What is required: Please repeat all of the lines that follow, exactly as written.

Materials provided:
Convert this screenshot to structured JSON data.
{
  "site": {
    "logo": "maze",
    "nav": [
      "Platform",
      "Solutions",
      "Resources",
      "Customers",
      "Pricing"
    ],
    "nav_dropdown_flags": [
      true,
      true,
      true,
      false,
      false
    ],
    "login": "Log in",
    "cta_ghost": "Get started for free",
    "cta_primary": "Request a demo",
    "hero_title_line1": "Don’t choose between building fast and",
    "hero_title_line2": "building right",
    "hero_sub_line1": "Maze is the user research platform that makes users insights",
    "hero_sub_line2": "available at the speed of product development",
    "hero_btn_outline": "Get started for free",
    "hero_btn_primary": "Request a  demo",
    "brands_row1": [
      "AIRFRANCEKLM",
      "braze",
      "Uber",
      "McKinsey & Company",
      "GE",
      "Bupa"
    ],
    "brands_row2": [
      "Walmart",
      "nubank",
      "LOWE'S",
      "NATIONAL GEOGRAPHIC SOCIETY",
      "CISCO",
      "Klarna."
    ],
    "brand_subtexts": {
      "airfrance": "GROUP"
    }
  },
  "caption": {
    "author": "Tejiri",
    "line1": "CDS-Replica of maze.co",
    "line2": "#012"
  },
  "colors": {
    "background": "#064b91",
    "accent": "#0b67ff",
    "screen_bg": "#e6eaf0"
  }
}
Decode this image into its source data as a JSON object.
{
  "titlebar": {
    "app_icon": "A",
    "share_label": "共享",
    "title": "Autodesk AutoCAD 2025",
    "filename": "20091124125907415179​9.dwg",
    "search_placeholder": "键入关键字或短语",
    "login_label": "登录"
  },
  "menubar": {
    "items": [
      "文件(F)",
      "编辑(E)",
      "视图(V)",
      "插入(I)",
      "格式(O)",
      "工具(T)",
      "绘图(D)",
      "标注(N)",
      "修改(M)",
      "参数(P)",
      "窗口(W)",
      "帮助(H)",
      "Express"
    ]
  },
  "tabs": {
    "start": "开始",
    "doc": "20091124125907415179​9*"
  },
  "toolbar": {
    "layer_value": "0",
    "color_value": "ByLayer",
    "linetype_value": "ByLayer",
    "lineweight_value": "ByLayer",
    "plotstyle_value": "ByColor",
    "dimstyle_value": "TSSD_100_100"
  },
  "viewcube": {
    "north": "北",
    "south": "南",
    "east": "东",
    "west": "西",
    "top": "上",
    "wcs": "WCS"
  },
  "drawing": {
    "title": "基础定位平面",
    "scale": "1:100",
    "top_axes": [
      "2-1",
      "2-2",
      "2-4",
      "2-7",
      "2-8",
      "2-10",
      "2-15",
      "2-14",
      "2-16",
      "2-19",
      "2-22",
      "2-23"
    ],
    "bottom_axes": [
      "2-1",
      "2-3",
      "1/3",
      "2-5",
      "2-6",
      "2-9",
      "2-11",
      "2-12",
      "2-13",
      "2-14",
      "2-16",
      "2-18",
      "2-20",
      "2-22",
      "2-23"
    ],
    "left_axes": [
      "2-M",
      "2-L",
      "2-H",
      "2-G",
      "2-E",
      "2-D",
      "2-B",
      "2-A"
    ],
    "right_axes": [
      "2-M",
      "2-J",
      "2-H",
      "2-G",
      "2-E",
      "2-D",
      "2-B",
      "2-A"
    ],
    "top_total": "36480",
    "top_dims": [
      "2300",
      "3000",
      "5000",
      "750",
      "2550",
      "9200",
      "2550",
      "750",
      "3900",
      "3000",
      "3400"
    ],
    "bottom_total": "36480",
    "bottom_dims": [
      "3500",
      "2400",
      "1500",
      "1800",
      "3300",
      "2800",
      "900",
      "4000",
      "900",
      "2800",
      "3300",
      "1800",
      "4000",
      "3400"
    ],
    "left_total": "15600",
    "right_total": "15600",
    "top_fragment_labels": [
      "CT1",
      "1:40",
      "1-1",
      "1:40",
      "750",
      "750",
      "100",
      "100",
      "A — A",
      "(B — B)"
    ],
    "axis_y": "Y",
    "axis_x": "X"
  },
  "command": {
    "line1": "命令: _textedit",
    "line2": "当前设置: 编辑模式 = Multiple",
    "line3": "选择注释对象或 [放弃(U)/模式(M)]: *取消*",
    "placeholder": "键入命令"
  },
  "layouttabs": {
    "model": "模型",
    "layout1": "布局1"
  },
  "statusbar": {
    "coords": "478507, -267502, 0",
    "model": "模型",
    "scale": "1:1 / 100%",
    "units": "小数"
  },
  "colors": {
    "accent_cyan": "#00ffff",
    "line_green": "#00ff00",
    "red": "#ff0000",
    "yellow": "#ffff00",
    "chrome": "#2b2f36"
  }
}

Output of the exercise:
Convert this screenshot to structured JSON data.
{
  "site": {
    "logo": "maze",
    "nav": [
      "Platform",
      "Solutions",
      "Resources",
      "Customers",
      "Pricing"
    ],
    "nav_dropdown_flags": [
      true,
      true,
      true,
      false,
      false
    ],
    "login": "Log in",
    "cta_ghost": "Get started for free",
    "cta_primary": "Request a demo",
    "hero_title_line1": "Don’t choose between building fast and",
    "hero_title_line2": "building right",
    "hero_sub_line1": "Maze is the user research platform that makes users insights",
    "hero_sub_line2": "available at the speed of product development",
    "hero_btn_outline": "Get started for free",
    "hero_btn_primary": "Request a  demo",
    "brands_row1": [
      "AIRFRANCEKLM",
      "braze",
      "Uber",
      "McKinsey & Company",
      "GE",
      "Bupa"
    ],
    "brands_row2": [
      "Walmart",
      "nubank",
      "LOWE'S",
      "NATIONAL GEOGRAPHIC SOCIETY",
      "CISCO",
      "Klarna."
    ],
    "brand_subtexts": {
      "airfrance": "GROUP"
    }
  },
  "caption": {
    "author": "Tejiri",
    "line1": "CDS-Replica of maze.co",
    "line2": "#012"
  },
  "colors": {
    "background": "#064b91",
    "accent": "#0b67ff",
    "screen_bg": "#e6eaf0"
  }
}
Decode this image into its source data as a JSON object.
{
  "titlebar": {
    "app_icon": "A",
    "share_label": "共享",
    "title": "Autodesk AutoCAD 2025",
    "filename": "20091124125907415179​9.dwg",
    "search_placeholder": "键入关键字或短语",
    "login_label": "登录"
  },
  "menubar": {
    "items": [
      "文件(F)",
      "编辑(E)",
      "视图(V)",
      "插入(I)",
      "格式(O)",
      "工具(T)",
      "绘图(D)",
      "标注(N)",
      "修改(M)",
      "参数(P)",
      "窗口(W)",
      "帮助(H)",
      "Express"
    ]
  },
  "tabs": {
    "start": "开始",
    "doc": "20091124125907415179​9*"
  },
  "toolbar": {
    "layer_value": "0",
    "color_value": "ByLayer",
    "linetype_value": "ByLayer",
    "lineweight_value": "ByLayer",
    "plotstyle_value": "ByColor",
    "dimstyle_value": "TSSD_100_100"
  },
  "viewcube": {
    "north": "北",
    "south": "南",
    "east": "东",
    "west": "西",
    "top": "上",
    "wcs": "WCS"
  },
  "drawing": {
    "title": "基础定位平面",
    "scale": "1:100",
    "top_axes": [
      "2-1",
      "2-2",
      "2-4",
      "2-7",
      "2-8",
      "2-10",
      "2-15",
      "2-14",
      "2-16",
      "2-19",
      "2-22",
      "2-23"
    ],
    "bottom_axes": [
      "2-1",
      "2-3",
      "1/3",
      "2-5",
      "2-6",
      "2-9",
      "2-11",
      "2-12",
      "2-13",
      "2-14",
      "2-16",
      "2-18",
      "2-20",
      "2-22",
      "2-23"
    ],
    "left_axes": [
      "2-M",
      "2-L",
      "2-H",
      "2-G",
      "2-E",
      "2-D",
      "2-B",
      "2-A"
    ],
    "right_axes": [
      "2-M",
      "2-J",
      "2-H",
      "2-G",
      "2-E",
      "2-D",
      "2-B",
      "2-A"
    ],
    "top_total": "36480",
    "top_dims": [
      "2300",
      "3000",
      "5000",
      "750",
      "2550",
      "9200",
      "2550",
      "750",
      "3900",
      "3000",
      "3400"
    ],
    "bottom_total": "36480",
    "bottom_dims": [
      "3500",
      "2400",
      "1500",
      "1800",
      "3300",
      "2800",
      "900",
      "4000",
      "900",
      "2800",
      "3300",
      "1800",
      "4000",
      "3400"
    ],
    "left_total": "15600",
    "right_total": "15600",
    "top_fragment_labels": [
      "CT1",
      "1:40",
      "1-1",
      "1:40",
      "750",
      "750",
      "100",
      "100",
      "A — A",
      "(B — B)"
    ],
    "axis_y": "Y",
    "axis_x": "X"
  },
  "command": {
    "line1": "命令: _textedit",
    "line2": "当前设置: 编辑模式 = Multiple",
    "line3": "选择注释对象或 [放弃(U)/模式(M)]: *取消*",
    "placeholder": "键入命令"
  },
  "layouttabs": {
    "model": "模型",
    "layout1": "布局1"
  },
  "statusbar": {
    "coords": "478507, -267502, 0",
    "model": "模型",
    "scale": "1:1 / 100%",
    "units": "小数"
  },
  "colors": {
    "accent_cyan": "#00ffff",
    "line_green": "#00ff00",
    "red": "#ff0000",
    "yellow": "#ffff00",
    "chrome": "#2b2f36"
  }
}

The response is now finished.